## Task
Retype the material below. Keep every word exactly as it is.

## Task input
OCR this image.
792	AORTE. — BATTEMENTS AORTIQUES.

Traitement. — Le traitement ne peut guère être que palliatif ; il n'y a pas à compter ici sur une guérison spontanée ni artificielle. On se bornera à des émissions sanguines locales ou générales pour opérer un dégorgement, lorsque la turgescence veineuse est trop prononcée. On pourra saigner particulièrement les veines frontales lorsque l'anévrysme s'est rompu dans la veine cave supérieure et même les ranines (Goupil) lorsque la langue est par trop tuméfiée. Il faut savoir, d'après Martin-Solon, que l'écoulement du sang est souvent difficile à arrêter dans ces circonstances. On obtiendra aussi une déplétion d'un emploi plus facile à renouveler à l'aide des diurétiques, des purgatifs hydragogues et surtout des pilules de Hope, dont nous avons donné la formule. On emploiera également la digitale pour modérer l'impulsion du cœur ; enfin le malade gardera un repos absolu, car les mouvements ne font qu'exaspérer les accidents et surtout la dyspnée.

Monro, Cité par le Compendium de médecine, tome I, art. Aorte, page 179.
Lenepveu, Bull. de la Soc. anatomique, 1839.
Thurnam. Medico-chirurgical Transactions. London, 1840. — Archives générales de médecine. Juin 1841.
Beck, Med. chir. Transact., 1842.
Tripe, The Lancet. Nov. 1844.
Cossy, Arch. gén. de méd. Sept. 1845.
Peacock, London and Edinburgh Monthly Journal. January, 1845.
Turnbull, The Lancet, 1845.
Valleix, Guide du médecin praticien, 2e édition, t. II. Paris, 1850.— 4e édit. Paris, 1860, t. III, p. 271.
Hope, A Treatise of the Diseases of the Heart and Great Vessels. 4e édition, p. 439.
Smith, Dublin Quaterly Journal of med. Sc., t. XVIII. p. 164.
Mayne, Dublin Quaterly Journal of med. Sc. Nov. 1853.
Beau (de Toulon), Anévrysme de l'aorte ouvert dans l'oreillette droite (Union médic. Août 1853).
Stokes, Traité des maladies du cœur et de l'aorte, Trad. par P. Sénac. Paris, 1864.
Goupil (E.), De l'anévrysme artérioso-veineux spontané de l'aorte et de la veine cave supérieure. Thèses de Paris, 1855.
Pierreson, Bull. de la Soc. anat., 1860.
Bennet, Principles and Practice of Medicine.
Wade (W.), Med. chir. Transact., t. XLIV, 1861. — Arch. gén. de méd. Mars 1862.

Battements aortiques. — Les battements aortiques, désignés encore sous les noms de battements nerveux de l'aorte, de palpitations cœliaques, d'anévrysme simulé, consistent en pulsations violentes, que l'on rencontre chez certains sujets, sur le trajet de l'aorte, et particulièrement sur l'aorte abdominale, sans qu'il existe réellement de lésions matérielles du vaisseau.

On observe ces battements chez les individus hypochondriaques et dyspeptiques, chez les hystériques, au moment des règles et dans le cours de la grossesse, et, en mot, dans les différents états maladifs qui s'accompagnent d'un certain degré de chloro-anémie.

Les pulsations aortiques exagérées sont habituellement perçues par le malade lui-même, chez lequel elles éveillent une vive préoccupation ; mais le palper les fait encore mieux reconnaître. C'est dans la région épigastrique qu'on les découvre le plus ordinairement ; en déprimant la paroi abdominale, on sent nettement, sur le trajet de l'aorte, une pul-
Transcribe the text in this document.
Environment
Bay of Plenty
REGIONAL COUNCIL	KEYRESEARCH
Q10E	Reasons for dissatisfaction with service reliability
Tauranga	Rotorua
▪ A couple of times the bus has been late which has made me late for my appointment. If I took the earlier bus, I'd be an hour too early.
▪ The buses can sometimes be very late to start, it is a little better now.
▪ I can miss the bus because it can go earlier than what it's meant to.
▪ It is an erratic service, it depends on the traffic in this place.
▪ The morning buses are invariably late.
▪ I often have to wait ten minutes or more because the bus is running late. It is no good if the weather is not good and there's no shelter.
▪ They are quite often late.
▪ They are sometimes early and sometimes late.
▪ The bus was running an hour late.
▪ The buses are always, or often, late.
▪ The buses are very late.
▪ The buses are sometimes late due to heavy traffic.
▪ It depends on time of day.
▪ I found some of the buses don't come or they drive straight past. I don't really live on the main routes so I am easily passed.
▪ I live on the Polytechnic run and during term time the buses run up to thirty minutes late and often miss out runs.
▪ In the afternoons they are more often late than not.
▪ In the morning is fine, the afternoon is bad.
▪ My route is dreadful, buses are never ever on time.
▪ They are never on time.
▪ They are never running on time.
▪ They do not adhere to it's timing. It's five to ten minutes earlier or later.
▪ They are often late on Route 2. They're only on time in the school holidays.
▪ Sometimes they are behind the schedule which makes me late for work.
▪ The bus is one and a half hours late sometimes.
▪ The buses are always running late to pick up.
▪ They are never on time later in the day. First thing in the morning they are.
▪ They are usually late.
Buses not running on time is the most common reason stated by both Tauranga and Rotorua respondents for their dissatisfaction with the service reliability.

## Answer for the task
OCR this image.
792	AORTE. — BATTEMENTS AORTIQUES.

Traitement. — Le traitement ne peut guère être que palliatif ; il n'y a pas à compter ici sur une guérison spontanée ni artificielle. On se bornera à des émissions sanguines locales ou générales pour opérer un dégorgement, lorsque la turgescence veineuse est trop prononcée. On pourra saigner particulièrement les veines frontales lorsque l'anévrysme s'est rompu dans la veine cave supérieure et même les ranines (Goupil) lorsque la langue est par trop tuméfiée. Il faut savoir, d'après Martin-Solon, que l'écoulement du sang est souvent difficile à arrêter dans ces circonstances. On obtiendra aussi une déplétion d'un emploi plus facile à renouveler à l'aide des diurétiques, des purgatifs hydragogues et surtout des pilules de Hope, dont nous avons donné la formule. On emploiera également la digitale pour modérer l'impulsion du cœur ; enfin le malade gardera un repos absolu, car les mouvements ne font qu'exaspérer les accidents et surtout la dyspnée.

Monro, Cité par le Compendium de médecine, tome I, art. Aorte, page 179.
Lenepveu, Bull. de la Soc. anatomique, 1839.
Thurnam. Medico-chirurgical Transactions. London, 1840. — Archives générales de médecine. Juin 1841.
Beck, Med. chir. Transact., 1842.
Tripe, The Lancet. Nov. 1844.
Cossy, Arch. gén. de méd. Sept. 1845.
Peacock, London and Edinburgh Monthly Journal. January, 1845.
Turnbull, The Lancet, 1845.
Valleix, Guide du médecin praticien, 2e édition, t. II. Paris, 1850.— 4e édit. Paris, 1860, t. III, p. 271.
Hope, A Treatise of the Diseases of the Heart and Great Vessels. 4e édition, p. 439.
Smith, Dublin Quaterly Journal of med. Sc., t. XVIII. p. 164.
Mayne, Dublin Quaterly Journal of med. Sc. Nov. 1853.
Beau (de Toulon), Anévrysme de l'aorte ouvert dans l'oreillette droite (Union médic. Août 1853).
Stokes, Traité des maladies du cœur et de l'aorte, Trad. par P. Sénac. Paris, 1864.
Goupil (E.), De l'anévrysme artérioso-veineux spontané de l'aorte et de la veine cave supérieure. Thèses de Paris, 1855.
Pierreson, Bull. de la Soc. anat., 1860.
Bennet, Principles and Practice of Medicine.
Wade (W.), Med. chir. Transact., t. XLIV, 1861. — Arch. gén. de méd. Mars 1862.

Battements aortiques. — Les battements aortiques, désignés encore sous les noms de battements nerveux de l'aorte, de palpitations cœliaques, d'anévrysme simulé, consistent en pulsations violentes, que l'on rencontre chez certains sujets, sur le trajet de l'aorte, et particulièrement sur l'aorte abdominale, sans qu'il existe réellement de lésions matérielles du vaisseau.

On observe ces battements chez les individus hypochondriaques et dyspeptiques, chez les hystériques, au moment des règles et dans le cours de la grossesse, et, en mot, dans les différents états maladifs qui s'accompagnent d'un certain degré de chloro-anémie.

Les pulsations aortiques exagérées sont habituellement perçues par le malade lui-même, chez lequel elles éveillent une vive préoccupation ; mais le palper les fait encore mieux reconnaître. C'est dans la région épigastrique qu'on les découvre le plus ordinairement ; en déprimant la paroi abdominale, on sent nettement, sur le trajet de l'aorte, une pul-
Transcribe the text in this document.
Environment
Bay of Plenty
REGIONAL COUNCIL	KEYRESEARCH
Q10E	Reasons for dissatisfaction with service reliability
Tauranga	Rotorua
▪ A couple of times the bus has been late which has made me late for my appointment. If I took the earlier bus, I'd be an hour too early.
▪ The buses can sometimes be very late to start, it is a little better now.
▪ I can miss the bus because it can go earlier than what it's meant to.
▪ It is an erratic service, it depends on the traffic in this place.
▪ The morning buses are invariably late.
▪ I often have to wait ten minutes or more because the bus is running late. It is no good if the weather is not good and there's no shelter.
▪ They are quite often late.
▪ They are sometimes early and sometimes late.
▪ The bus was running an hour late.
▪ The buses are always, or often, late.
▪ The buses are very late.
▪ The buses are sometimes late due to heavy traffic.
▪ It depends on time of day.
▪ I found some of the buses don't come or they drive straight past. I don't really live on the main routes so I am easily passed.
▪ I live on the Polytechnic run and during term time the buses run up to thirty minutes late and often miss out runs.
▪ In the afternoons they are more often late than not.
▪ In the morning is fine, the afternoon is bad.
▪ My route is dreadful, buses are never ever on time.
▪ They are never on time.
▪ They are never running on time.
▪ They do not adhere to it's timing. It's five to ten minutes earlier or later.
▪ They are often late on Route 2. They're only on time in the school holidays.
▪ Sometimes they are behind the schedule which makes me late for work.
▪ The bus is one and a half hours late sometimes.
▪ The buses are always running late to pick up.
▪ They are never on time later in the day. First thing in the morning they are.
▪ They are usually late.
Buses not running on time is the most common reason stated by both Tauranga and Rotorua respondents for their dissatisfaction with the service reliability.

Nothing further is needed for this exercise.